▶ [WHAT IS NEEDED] Transcribe each entry below exactly. Pictures do not go in the copy.

▶ [RECORDS FOR THIS EXERCISE]
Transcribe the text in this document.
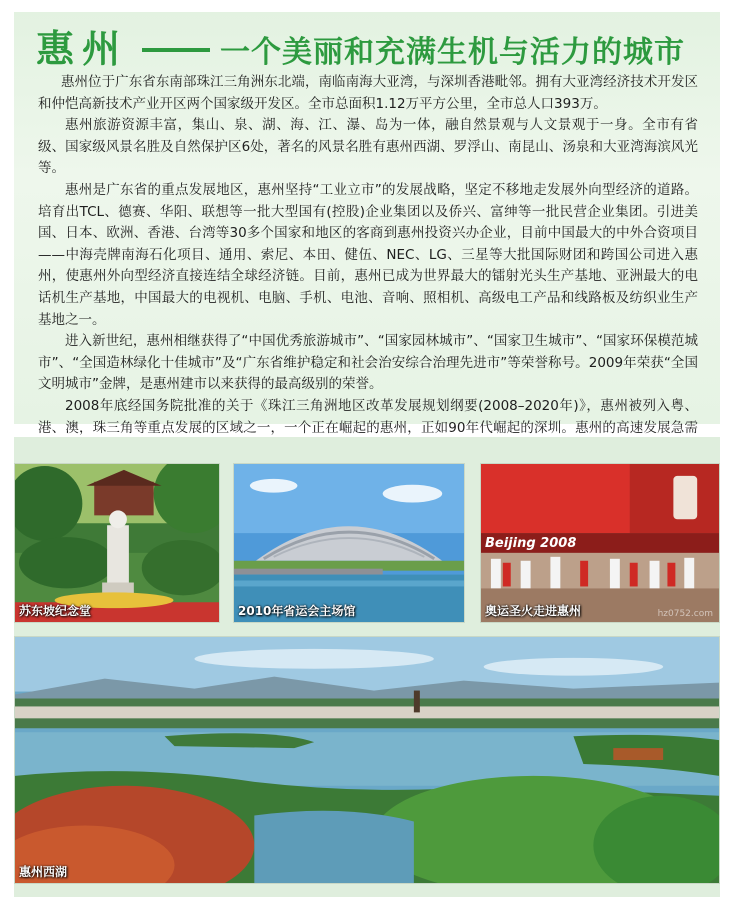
惠州	一个美丽和充满生机与活力的城市

惠州位于广东省东南部珠江三角洲东北端，南临南海大亚湾，与深圳香港毗邻。拥有大亚湾经济技术开发区和仲恺高新技术产业开区两个国家级开发区。全市总面积1.12万平方公里，全市总人口393万。

惠州旅游资源丰富，集山、泉、湖、海、江、瀑、岛为一体，融自然景观与人文景观于一身。全市有省级、国家级风景名胜及自然保护区6处，著名的风景名胜有惠州西湖、罗浮山、南昆山、汤泉和大亚湾海滨风光等。

惠州是广东省的重点发展地区，惠州坚持“工业立市”的发展战略，坚定不移地走发展外向型经济的道路。培育出TCL、德赛、华阳、联想等一批大型国有(控股)企业集团以及侨兴、富绅等一批民营企业集团。引进美国、日本、欧洲、香港、台湾等30多个国家和地区的客商到惠州投资兴办企业，目前中国最大的中外合资项目——中海壳牌南海石化项目、通用、索尼、本田、健伍、NEC、LG、三星等大批国际财团和跨国公司进入惠州，使惠州外向型经济直接连结全球经济链。目前，惠州已成为世界最大的镭射光头生产基地、亚洲最大的电话机生产基地，中国最大的电视机、电脑、手机、电池、音响、照相机、高级电工产品和线路板及纺织业生产基地之一。

进入新世纪，惠州相继获得了“中国优秀旅游城市”、“国家园林城市”、“国家卫生城市”、“国家环保模范城市”、“全国造林绿化十佳城市”及“广东省维护稳定和社会治安综合治理先进市”等荣誉称号。2009年荣获“全国文明城市”金牌，是惠州建市以来获得的最高级别的荣誉。

2008年底经国务院批准的关于《珠江三角洲地区改革发展规划纲要(2008–2020年)》，惠州被列入粤、港、澳，珠三角等重点发展的区域之一，一个正在崛起的惠州，正如90年代崛起的深圳。惠州的高速发展急需

苏东坡纪念堂	2010年省运会主场馆
Beijing 2008
奥运圣火走进惠州	hz0752.com
惠州西湖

▶ [FINAL RESULT]
Transcribe the text in this document.
惠州	一个美丽和充满生机与活力的城市

惠州位于广东省东南部珠江三角洲东北端，南临南海大亚湾，与深圳香港毗邻。拥有大亚湾经济技术开发区和仲恺高新技术产业开区两个国家级开发区。全市总面积1.12万平方公里，全市总人口393万。

惠州旅游资源丰富，集山、泉、湖、海、江、瀑、岛为一体，融自然景观与人文景观于一身。全市有省级、国家级风景名胜及自然保护区6处，著名的风景名胜有惠州西湖、罗浮山、南昆山、汤泉和大亚湾海滨风光等。

惠州是广东省的重点发展地区，惠州坚持“工业立市”的发展战略，坚定不移地走发展外向型经济的道路。培育出TCL、德赛、华阳、联想等一批大型国有(控股)企业集团以及侨兴、富绅等一批民营企业集团。引进美国、日本、欧洲、香港、台湾等30多个国家和地区的客商到惠州投资兴办企业，目前中国最大的中外合资项目——中海壳牌南海石化项目、通用、索尼、本田、健伍、NEC、LG、三星等大批国际财团和跨国公司进入惠州，使惠州外向型经济直接连结全球经济链。目前，惠州已成为世界最大的镭射光头生产基地、亚洲最大的电话机生产基地，中国最大的电视机、电脑、手机、电池、音响、照相机、高级电工产品和线路板及纺织业生产基地之一。

进入新世纪，惠州相继获得了“中国优秀旅游城市”、“国家园林城市”、“国家卫生城市”、“国家环保模范城市”、“全国造林绿化十佳城市”及“广东省维护稳定和社会治安综合治理先进市”等荣誉称号。2009年荣获“全国文明城市”金牌，是惠州建市以来获得的最高级别的荣誉。

2008年底经国务院批准的关于《珠江三角洲地区改革发展规划纲要(2008–2020年)》，惠州被列入粤、港、澳，珠三角等重点发展的区域之一，一个正在崛起的惠州，正如90年代崛起的深圳。惠州的高速发展急需

苏东坡纪念堂	2010年省运会主场馆
Beijing 2008
奥运圣火走进惠州	hz0752.com
惠州西湖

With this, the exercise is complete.